## GOAL OF THE EXERCISE
Drop every picture and give the entries back exactly.

───── SUPPLIED DATA

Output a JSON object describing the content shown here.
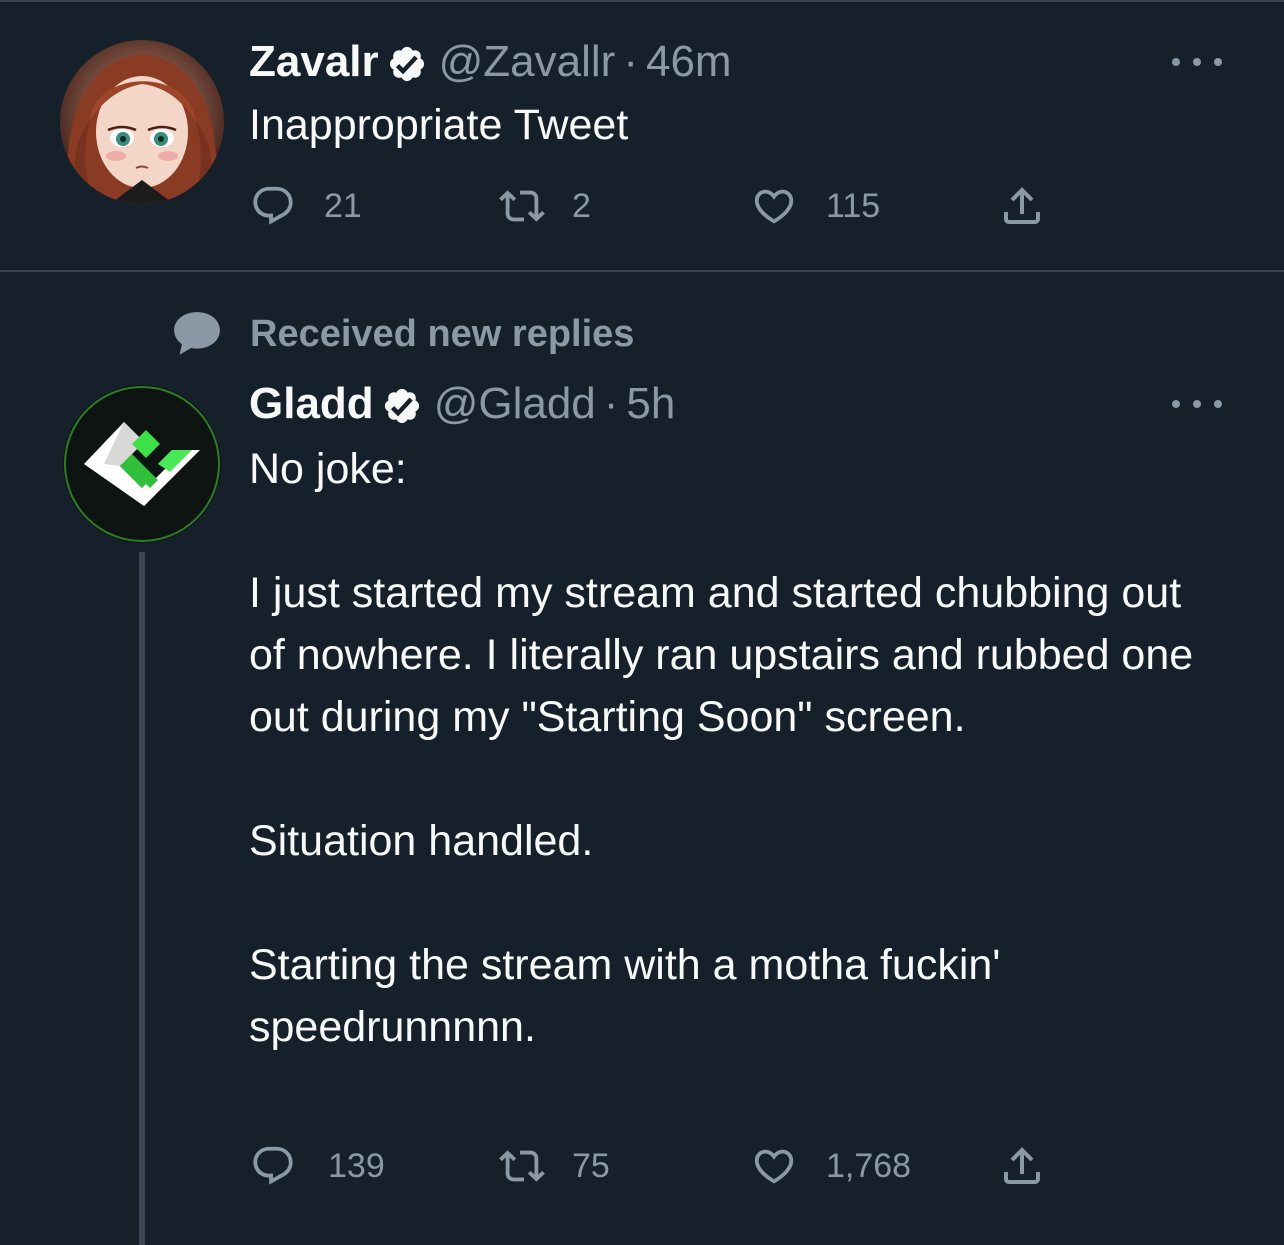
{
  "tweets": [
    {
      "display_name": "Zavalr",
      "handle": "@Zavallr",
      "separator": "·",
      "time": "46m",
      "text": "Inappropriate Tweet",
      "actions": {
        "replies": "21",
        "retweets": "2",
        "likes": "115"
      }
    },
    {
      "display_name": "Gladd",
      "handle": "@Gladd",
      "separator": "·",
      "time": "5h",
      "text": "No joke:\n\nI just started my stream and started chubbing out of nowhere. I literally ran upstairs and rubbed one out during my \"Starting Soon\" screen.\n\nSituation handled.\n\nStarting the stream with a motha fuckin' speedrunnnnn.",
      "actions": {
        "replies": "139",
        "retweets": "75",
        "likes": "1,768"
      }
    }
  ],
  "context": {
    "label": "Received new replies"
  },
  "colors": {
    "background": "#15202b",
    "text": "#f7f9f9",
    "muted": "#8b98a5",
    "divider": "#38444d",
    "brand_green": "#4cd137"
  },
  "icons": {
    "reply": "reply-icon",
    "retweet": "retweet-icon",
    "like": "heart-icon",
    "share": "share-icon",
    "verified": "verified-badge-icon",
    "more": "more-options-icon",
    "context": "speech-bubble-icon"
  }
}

──────────

## TASK RESULT
Output a JSON object describing the content shown here.
{
  "tweets": [
    {
      "display_name": "Zavalr",
      "handle": "@Zavallr",
      "separator": "·",
      "time": "46m",
      "text": "Inappropriate Tweet",
      "actions": {
        "replies": "21",
        "retweets": "2",
        "likes": "115"
      }
    },
    {
      "display_name": "Gladd",
      "handle": "@Gladd",
      "separator": "·",
      "time": "5h",
      "text": "No joke:\n\nI just started my stream and started chubbing out of nowhere. I literally ran upstairs and rubbed one out during my \"Starting Soon\" screen.\n\nSituation handled.\n\nStarting the stream with a motha fuckin' speedrunnnnn.",
      "actions": {
        "replies": "139",
        "retweets": "75",
        "likes": "1,768"
      }
    }
  ],
  "context": {
    "label": "Received new replies"
  },
  "colors": {
    "background": "#15202b",
    "text": "#f7f9f9",
    "muted": "#8b98a5",
    "divider": "#38444d",
    "brand_green": "#4cd137"
  },
  "icons": {
    "reply": "reply-icon",
    "retweet": "retweet-icon",
    "like": "heart-icon",
    "share": "share-icon",
    "verified": "verified-badge-icon",
    "more": "more-options-icon",
    "context": "speech-bubble-icon"
  }
}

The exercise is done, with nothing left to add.